[Dataset excerpt]

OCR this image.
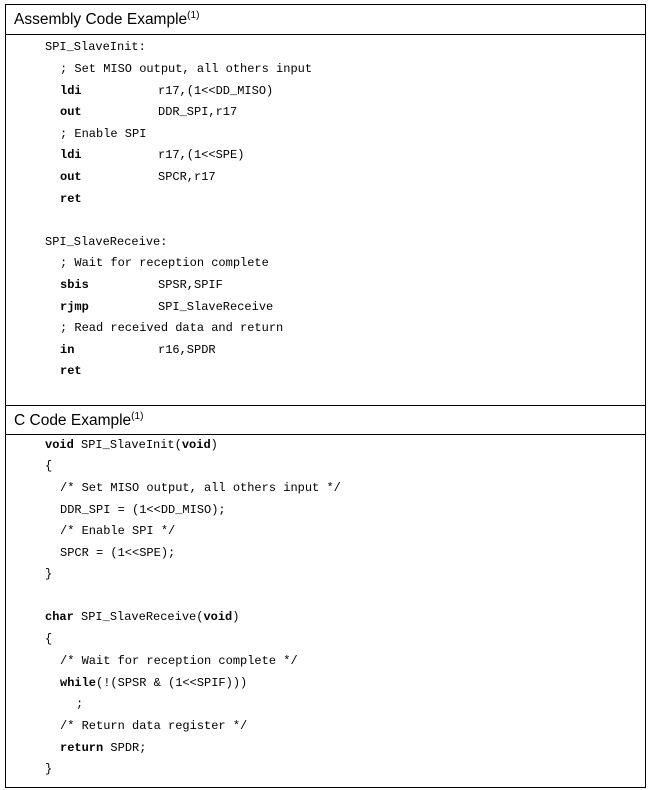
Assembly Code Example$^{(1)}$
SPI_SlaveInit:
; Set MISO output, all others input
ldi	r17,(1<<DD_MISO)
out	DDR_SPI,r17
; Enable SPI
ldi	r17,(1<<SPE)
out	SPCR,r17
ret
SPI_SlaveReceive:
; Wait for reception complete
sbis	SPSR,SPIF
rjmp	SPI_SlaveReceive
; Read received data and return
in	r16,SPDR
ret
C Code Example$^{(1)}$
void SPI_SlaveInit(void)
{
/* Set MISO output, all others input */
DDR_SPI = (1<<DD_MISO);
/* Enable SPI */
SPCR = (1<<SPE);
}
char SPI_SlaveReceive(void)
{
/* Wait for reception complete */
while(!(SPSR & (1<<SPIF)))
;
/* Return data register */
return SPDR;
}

**Goal:**
Copy the listing exactly. Any image in it stays out of the copy.

**Completed task:**
OCR this image.
Assembly Code Example$^{(1)}$
SPI_SlaveInit:
; Set MISO output, all others input
ldi	r17,(1<<DD_MISO)
out	DDR_SPI,r17
; Enable SPI
ldi	r17,(1<<SPE)
out	SPCR,r17
ret
SPI_SlaveReceive:
; Wait for reception complete
sbis	SPSR,SPIF
rjmp	SPI_SlaveReceive
; Read received data and return
in	r16,SPDR
ret
C Code Example$^{(1)}$
void SPI_SlaveInit(void)
{
/* Set MISO output, all others input */
DDR_SPI = (1<<DD_MISO);
/* Enable SPI */
SPCR = (1<<SPE);
}
char SPI_SlaveReceive(void)
{
/* Wait for reception complete */
while(!(SPSR & (1<<SPIF)))
;
/* Return data register */
return SPDR;
}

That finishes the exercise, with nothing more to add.